(Figure contents as structured data)
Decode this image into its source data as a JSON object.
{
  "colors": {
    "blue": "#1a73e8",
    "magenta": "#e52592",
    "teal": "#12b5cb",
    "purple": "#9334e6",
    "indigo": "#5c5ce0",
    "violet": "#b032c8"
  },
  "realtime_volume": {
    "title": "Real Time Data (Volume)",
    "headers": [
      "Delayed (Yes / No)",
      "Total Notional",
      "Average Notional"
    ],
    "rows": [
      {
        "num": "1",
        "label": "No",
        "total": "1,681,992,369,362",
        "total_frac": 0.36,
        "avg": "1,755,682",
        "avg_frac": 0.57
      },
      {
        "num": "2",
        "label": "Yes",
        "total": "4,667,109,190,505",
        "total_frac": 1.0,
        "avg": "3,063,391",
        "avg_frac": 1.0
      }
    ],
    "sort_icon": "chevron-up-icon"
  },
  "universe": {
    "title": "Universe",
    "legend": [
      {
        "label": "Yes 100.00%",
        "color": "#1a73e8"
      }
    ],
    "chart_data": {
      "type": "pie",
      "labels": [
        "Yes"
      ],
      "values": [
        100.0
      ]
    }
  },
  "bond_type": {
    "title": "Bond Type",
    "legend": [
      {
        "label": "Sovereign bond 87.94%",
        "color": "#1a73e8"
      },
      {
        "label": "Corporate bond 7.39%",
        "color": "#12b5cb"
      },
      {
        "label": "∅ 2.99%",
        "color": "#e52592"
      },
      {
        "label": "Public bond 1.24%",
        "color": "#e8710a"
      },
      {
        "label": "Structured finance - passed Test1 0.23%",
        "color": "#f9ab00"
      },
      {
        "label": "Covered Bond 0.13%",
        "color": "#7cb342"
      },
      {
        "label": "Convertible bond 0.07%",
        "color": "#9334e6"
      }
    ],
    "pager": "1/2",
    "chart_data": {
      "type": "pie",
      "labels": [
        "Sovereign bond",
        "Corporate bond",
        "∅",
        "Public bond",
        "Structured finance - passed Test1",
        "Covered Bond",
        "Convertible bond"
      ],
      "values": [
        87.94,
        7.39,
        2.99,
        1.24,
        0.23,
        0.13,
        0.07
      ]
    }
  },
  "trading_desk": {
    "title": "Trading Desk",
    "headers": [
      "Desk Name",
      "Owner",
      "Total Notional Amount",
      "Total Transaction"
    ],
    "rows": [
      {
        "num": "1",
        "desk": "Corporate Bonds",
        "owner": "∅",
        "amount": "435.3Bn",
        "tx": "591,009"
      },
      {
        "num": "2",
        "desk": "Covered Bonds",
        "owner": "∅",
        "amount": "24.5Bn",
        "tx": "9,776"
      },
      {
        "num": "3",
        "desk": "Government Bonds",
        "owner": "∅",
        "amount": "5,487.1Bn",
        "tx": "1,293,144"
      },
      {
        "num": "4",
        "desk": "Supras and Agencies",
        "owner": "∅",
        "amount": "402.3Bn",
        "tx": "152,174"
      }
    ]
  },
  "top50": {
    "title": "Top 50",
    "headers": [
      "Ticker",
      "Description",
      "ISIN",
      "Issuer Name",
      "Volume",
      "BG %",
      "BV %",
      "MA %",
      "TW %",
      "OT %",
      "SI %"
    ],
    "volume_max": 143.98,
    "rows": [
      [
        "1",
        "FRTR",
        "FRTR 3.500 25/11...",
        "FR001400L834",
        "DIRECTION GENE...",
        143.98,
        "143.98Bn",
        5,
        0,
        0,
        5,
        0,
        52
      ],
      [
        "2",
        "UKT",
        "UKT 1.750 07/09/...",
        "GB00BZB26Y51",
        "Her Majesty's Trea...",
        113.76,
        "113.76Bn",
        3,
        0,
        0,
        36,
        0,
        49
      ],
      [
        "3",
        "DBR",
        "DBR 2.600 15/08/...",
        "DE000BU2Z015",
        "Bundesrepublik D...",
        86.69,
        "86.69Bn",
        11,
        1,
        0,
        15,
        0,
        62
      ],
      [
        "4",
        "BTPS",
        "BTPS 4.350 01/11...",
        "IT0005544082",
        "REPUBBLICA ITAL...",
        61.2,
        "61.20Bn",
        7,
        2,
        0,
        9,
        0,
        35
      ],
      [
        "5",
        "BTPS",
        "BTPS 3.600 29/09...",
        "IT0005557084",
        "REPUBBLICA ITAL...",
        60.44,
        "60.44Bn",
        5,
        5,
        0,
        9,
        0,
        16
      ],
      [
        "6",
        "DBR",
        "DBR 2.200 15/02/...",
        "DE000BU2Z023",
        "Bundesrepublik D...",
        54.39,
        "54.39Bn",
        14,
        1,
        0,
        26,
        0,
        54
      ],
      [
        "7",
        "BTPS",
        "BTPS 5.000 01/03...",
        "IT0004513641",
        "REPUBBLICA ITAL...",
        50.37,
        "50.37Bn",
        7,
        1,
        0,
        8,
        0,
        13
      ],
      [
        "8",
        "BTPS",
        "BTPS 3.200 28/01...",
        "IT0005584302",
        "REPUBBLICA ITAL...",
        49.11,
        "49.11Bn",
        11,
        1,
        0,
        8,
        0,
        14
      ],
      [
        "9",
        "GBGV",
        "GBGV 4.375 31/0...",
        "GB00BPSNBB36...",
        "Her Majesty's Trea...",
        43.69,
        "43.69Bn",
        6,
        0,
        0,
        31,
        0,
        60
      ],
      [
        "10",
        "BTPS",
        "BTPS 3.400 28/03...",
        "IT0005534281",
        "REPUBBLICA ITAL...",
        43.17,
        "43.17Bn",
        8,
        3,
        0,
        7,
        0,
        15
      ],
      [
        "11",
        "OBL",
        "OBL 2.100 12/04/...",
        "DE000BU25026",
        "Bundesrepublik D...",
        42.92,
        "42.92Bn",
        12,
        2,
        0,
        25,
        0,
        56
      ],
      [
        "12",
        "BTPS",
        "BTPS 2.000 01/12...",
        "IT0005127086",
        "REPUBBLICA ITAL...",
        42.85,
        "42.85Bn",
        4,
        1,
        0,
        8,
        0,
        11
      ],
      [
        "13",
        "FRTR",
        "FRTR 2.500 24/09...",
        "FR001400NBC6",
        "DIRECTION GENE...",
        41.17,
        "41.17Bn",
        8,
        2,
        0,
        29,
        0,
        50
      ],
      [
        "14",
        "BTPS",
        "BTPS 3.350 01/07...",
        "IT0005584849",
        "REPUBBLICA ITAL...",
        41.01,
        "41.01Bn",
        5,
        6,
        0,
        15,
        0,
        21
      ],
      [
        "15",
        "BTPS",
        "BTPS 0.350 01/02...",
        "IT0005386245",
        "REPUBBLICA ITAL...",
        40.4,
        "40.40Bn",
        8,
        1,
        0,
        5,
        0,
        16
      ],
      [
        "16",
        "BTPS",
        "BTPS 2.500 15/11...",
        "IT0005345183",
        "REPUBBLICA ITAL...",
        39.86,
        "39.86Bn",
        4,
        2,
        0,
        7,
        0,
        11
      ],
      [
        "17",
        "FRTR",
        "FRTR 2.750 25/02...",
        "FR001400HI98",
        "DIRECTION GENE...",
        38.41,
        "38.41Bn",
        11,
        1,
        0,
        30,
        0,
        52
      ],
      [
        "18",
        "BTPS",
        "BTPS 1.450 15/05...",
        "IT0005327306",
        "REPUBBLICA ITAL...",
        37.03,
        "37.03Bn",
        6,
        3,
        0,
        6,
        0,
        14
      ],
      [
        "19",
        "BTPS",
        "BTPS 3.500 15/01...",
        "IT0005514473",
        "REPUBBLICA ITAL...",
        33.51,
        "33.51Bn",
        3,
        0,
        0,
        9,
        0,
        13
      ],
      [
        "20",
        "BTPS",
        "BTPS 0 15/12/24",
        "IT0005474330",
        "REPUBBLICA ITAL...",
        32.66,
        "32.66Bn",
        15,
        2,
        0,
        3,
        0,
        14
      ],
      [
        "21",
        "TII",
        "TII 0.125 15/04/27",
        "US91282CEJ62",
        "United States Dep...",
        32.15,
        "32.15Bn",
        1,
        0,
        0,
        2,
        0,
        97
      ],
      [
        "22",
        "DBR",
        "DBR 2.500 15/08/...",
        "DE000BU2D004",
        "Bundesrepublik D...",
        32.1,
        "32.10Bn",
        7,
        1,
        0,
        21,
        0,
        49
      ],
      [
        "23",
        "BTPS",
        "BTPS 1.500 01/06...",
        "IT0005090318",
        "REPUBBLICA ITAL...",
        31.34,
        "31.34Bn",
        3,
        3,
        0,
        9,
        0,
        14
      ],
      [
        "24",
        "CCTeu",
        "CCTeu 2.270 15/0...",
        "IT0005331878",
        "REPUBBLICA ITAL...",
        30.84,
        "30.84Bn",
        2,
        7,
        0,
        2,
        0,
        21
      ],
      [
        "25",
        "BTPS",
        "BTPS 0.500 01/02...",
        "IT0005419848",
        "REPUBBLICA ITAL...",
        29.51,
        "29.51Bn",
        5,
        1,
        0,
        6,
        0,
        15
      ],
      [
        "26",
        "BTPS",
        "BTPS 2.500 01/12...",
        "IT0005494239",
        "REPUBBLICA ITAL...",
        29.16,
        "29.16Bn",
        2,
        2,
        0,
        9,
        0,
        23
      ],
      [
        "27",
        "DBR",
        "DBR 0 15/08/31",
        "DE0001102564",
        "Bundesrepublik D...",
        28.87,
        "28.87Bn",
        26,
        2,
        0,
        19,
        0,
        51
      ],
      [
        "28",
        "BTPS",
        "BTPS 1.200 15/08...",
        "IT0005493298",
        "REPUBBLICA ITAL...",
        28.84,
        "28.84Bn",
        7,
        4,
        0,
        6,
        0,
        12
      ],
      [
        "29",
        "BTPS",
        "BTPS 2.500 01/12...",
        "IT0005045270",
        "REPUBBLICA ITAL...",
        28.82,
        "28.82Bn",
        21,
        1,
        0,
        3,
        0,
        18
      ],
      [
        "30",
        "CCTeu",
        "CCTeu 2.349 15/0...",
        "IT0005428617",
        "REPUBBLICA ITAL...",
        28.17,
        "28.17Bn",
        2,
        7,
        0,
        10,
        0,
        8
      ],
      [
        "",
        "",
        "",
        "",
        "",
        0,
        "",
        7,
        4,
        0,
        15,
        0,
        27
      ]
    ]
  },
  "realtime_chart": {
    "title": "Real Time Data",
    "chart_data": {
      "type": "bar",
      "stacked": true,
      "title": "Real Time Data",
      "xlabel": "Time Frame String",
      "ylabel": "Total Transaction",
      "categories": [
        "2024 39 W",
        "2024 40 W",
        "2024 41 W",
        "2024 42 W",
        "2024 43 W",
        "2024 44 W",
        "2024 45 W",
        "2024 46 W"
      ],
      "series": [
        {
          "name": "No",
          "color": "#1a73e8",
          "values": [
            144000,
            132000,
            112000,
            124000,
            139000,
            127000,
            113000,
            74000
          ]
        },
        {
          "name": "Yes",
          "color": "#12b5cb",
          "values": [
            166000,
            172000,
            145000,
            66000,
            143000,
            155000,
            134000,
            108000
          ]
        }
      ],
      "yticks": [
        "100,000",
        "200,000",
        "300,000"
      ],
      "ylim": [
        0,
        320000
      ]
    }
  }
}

**Request**
Using the records above, select and copy every line that has the word "finance".

**Solution for this exercise**
        "label": "Structured finance - passed Test1 0.23%",
        "Structured finance - passed Test1",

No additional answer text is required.